_Task description_. Without the pictures, output the records below word for word.

_Material provided_.
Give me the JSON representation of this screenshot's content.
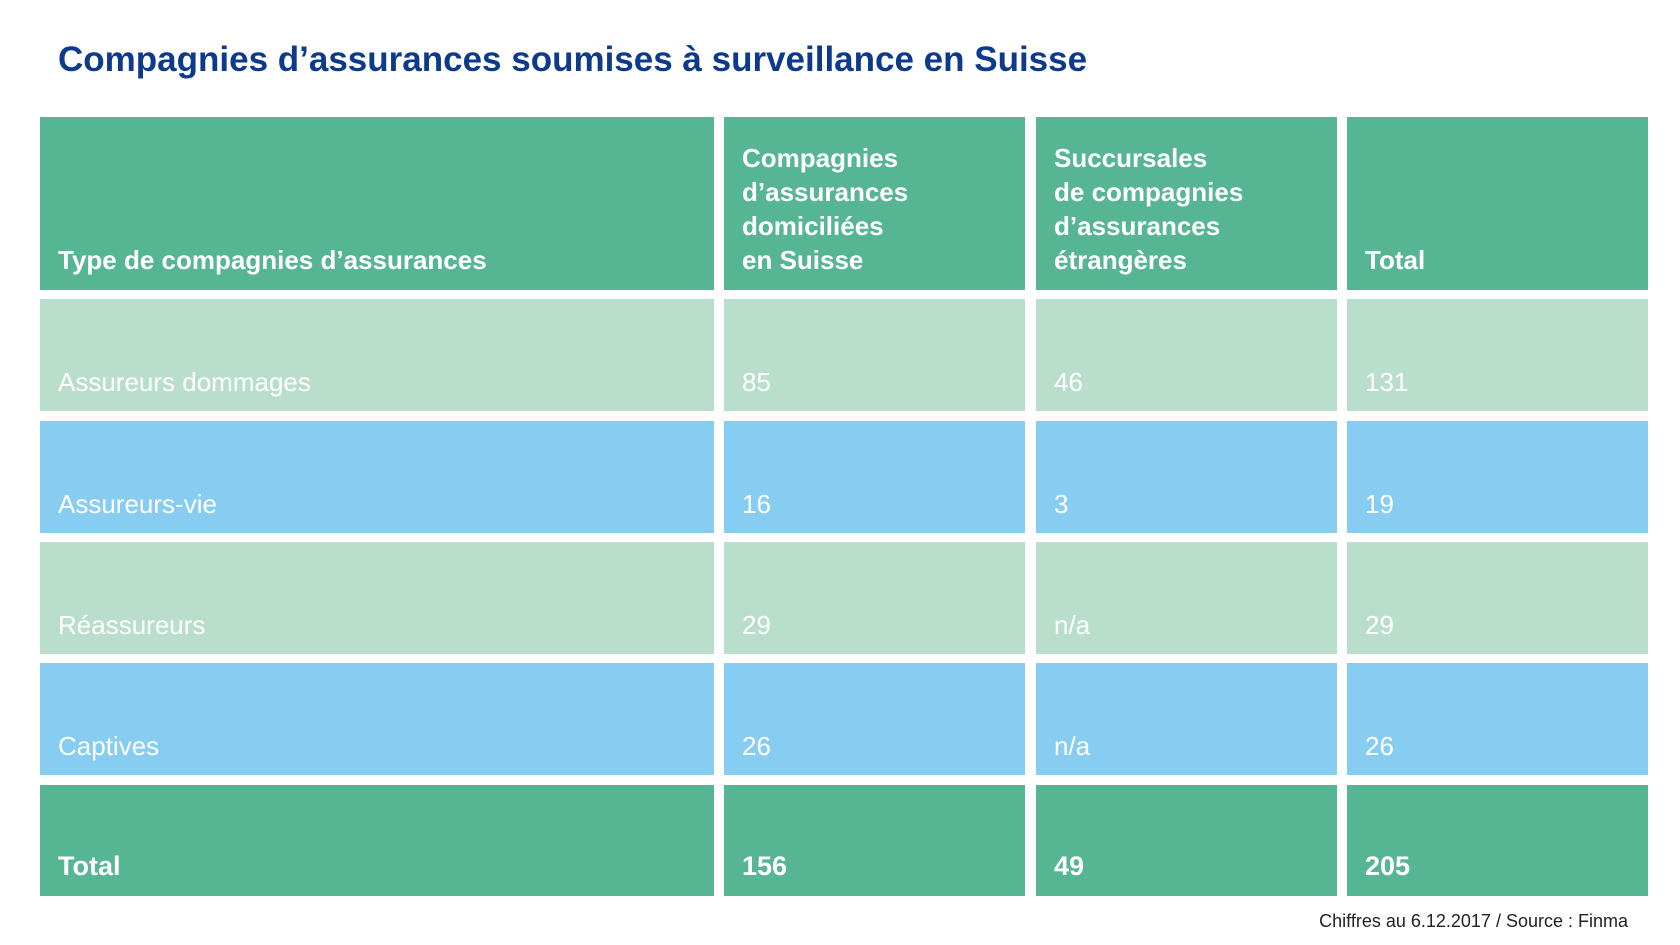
{
  "chart_data": {
    "type": "table",
    "title": "Compagnies d’assurances soumises à surveillance en Suisse",
    "columns": [
      "Type de compagnies d’assurances",
      "Compagnies\nd’assurances\ndomiciliées\nen Suisse",
      "Succursales\nde compagnies\nd’assurances\nétrangères",
      "Total"
    ],
    "rows": [
      [
        "Assureurs dommages",
        "85",
        "46",
        "131"
      ],
      [
        "Assureurs-vie",
        "16",
        "3",
        "19"
      ],
      [
        "Réassureurs",
        "29",
        "n/a",
        "29"
      ],
      [
        "Captives",
        "26",
        "n/a",
        "26"
      ]
    ],
    "total_row": [
      "Total",
      "156",
      "49",
      "205"
    ],
    "source": "Chiffres au 6.12.2017 / Source : Finma"
  },
  "colors": {
    "title": "#0e3a8c",
    "header_bg": "#56b593",
    "row_green_bg": "#b9dfcc",
    "row_blue_bg": "#86cdf1",
    "text_light": "#ffffff"
  }
}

_Task result_.
Give me the JSON representation of this screenshot's content.
{
  "chart_data": {
    "type": "table",
    "title": "Compagnies d’assurances soumises à surveillance en Suisse",
    "columns": [
      "Type de compagnies d’assurances",
      "Compagnies\nd’assurances\ndomiciliées\nen Suisse",
      "Succursales\nde compagnies\nd’assurances\nétrangères",
      "Total"
    ],
    "rows": [
      [
        "Assureurs dommages",
        "85",
        "46",
        "131"
      ],
      [
        "Assureurs-vie",
        "16",
        "3",
        "19"
      ],
      [
        "Réassureurs",
        "29",
        "n/a",
        "29"
      ],
      [
        "Captives",
        "26",
        "n/a",
        "26"
      ]
    ],
    "total_row": [
      "Total",
      "156",
      "49",
      "205"
    ],
    "source": "Chiffres au 6.12.2017 / Source : Finma"
  },
  "colors": {
    "title": "#0e3a8c",
    "header_bg": "#56b593",
    "row_green_bg": "#b9dfcc",
    "row_blue_bg": "#86cdf1",
    "text_light": "#ffffff"
  }
}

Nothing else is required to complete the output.